*EXERCISE INSTRUCTIONS*:
How many lines in the records below contain the word "είδη"? Give only the number.
===
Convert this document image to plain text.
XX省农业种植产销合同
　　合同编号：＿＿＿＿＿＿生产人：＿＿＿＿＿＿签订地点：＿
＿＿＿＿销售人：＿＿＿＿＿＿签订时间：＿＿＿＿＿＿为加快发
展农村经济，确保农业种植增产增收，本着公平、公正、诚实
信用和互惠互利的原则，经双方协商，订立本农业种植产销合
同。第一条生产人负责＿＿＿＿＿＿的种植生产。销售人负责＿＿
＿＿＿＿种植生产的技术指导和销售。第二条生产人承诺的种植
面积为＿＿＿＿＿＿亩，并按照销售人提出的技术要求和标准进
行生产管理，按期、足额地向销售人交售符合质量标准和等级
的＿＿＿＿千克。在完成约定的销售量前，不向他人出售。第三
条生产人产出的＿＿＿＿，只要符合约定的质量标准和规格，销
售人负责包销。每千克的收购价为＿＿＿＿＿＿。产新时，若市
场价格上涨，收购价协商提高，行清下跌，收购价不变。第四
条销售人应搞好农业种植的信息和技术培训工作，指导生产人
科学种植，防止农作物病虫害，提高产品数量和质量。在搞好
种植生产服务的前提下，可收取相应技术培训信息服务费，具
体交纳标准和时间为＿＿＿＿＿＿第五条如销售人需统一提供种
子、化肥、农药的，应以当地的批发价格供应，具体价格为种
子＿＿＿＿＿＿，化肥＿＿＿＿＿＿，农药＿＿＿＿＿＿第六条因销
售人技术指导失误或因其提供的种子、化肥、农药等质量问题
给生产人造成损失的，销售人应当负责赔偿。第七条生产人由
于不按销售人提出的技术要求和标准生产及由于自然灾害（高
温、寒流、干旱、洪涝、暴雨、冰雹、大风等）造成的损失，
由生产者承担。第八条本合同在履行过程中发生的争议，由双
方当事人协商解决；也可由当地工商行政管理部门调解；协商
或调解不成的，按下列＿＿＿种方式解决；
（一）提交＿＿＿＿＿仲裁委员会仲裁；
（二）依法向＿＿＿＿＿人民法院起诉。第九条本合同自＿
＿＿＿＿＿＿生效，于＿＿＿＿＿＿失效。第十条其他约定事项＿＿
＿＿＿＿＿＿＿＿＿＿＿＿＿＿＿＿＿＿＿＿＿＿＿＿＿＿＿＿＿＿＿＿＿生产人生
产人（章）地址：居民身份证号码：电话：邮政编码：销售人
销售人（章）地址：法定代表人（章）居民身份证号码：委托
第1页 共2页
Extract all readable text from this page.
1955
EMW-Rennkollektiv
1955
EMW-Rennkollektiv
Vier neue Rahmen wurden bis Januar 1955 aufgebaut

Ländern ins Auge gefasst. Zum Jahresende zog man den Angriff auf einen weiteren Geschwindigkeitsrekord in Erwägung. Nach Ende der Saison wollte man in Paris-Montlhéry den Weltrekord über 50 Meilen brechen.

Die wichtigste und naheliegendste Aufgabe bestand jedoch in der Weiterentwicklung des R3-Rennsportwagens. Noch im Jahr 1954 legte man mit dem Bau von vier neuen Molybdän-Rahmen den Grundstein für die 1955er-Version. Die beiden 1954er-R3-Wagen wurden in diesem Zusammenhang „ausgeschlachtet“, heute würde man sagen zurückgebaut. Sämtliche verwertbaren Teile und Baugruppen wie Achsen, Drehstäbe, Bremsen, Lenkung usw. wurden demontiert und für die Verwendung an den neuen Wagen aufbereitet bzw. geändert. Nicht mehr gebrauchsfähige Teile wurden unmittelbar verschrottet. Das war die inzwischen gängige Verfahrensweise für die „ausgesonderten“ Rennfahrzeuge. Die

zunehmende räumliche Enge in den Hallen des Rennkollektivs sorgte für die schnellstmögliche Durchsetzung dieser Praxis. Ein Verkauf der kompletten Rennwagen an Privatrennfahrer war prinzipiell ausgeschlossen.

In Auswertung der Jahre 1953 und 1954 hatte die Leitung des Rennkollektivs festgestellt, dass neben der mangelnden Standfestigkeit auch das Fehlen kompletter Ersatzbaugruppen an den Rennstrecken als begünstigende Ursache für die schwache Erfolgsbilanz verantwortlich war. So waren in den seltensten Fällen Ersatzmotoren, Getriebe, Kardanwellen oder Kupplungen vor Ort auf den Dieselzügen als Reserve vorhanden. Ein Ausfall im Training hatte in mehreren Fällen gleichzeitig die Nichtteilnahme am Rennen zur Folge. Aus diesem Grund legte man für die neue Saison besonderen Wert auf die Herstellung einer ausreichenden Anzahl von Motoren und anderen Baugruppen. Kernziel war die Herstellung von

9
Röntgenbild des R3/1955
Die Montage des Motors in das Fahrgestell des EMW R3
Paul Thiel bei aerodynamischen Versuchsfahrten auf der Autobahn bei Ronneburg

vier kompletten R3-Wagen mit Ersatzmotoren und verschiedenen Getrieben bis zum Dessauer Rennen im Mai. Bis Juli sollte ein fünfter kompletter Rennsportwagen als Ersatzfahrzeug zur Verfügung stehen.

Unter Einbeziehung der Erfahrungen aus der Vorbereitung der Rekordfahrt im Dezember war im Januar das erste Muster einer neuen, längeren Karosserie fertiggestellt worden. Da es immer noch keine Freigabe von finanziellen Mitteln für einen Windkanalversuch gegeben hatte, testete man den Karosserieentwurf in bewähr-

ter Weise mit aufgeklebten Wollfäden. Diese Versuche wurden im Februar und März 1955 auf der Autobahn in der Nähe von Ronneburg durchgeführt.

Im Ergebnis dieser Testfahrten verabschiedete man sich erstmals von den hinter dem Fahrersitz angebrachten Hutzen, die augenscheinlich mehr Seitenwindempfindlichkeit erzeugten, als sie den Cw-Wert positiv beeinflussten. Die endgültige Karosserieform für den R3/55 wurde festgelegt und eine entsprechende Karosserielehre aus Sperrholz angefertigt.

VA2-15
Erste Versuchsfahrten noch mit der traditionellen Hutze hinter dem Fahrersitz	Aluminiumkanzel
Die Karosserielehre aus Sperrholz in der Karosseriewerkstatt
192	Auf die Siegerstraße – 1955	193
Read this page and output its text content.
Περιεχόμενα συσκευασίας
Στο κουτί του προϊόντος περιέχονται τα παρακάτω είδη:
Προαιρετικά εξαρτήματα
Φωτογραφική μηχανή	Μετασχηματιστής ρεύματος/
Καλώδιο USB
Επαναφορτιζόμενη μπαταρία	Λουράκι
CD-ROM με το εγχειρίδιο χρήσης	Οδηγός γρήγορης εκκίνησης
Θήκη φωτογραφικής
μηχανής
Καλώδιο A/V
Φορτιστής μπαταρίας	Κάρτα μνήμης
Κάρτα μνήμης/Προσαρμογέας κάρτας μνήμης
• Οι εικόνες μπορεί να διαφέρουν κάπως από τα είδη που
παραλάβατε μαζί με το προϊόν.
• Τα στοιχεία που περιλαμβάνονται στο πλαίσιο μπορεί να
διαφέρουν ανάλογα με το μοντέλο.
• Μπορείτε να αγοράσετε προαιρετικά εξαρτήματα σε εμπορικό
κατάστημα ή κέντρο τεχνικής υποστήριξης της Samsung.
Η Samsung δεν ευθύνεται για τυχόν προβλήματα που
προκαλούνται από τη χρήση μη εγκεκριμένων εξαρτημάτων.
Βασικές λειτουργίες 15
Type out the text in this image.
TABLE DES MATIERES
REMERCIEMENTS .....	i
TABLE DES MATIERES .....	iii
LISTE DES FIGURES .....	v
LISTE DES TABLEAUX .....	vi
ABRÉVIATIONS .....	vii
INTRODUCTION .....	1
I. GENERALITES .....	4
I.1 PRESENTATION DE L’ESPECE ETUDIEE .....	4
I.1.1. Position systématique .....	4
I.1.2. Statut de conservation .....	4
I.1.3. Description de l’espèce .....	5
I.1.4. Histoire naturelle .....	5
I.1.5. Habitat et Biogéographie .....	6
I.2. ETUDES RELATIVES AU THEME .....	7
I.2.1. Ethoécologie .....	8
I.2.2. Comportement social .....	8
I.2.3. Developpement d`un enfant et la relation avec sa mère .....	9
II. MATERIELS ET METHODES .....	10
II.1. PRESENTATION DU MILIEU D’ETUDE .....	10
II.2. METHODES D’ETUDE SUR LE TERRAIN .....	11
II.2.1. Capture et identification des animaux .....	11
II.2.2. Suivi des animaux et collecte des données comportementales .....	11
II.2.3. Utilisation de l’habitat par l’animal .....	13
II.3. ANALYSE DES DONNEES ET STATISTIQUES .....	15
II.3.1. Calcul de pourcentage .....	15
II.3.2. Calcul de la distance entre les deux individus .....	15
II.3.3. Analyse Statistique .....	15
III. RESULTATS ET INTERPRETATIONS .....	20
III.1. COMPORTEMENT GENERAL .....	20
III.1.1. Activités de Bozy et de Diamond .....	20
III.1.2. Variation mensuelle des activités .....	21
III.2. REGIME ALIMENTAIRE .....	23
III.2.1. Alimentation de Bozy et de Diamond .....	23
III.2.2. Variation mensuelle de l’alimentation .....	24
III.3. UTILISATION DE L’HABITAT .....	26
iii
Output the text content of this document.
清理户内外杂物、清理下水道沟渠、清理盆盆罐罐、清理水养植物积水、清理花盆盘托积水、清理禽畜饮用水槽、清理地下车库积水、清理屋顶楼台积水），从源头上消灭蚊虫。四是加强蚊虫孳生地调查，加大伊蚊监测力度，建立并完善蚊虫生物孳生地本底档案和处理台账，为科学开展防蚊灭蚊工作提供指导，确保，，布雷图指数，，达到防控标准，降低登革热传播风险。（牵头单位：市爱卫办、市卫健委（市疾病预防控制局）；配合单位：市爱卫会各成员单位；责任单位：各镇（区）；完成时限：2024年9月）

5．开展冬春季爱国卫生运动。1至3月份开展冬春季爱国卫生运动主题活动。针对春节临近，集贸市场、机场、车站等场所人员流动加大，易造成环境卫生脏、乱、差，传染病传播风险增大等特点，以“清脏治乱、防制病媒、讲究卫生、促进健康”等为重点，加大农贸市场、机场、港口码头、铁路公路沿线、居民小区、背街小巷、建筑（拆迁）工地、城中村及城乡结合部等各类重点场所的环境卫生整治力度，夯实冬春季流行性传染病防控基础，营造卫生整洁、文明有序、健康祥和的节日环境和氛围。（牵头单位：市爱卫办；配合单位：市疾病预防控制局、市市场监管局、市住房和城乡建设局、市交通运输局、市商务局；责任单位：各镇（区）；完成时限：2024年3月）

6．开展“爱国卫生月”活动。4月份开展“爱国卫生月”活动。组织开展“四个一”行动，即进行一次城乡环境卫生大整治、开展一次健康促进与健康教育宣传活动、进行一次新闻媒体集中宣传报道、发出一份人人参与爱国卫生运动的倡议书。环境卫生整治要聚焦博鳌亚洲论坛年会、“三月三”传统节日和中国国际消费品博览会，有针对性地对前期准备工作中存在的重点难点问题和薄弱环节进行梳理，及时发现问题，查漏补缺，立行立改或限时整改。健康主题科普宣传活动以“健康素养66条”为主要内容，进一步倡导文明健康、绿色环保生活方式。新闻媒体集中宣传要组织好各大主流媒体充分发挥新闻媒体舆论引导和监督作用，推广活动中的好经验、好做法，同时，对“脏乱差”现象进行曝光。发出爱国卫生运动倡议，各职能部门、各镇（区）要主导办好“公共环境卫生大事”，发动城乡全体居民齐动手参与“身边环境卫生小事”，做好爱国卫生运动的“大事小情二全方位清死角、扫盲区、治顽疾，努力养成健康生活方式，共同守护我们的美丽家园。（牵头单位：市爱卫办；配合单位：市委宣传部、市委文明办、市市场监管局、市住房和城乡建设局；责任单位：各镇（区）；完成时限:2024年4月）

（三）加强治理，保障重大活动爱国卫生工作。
===
*TASK OUTPUT*:
2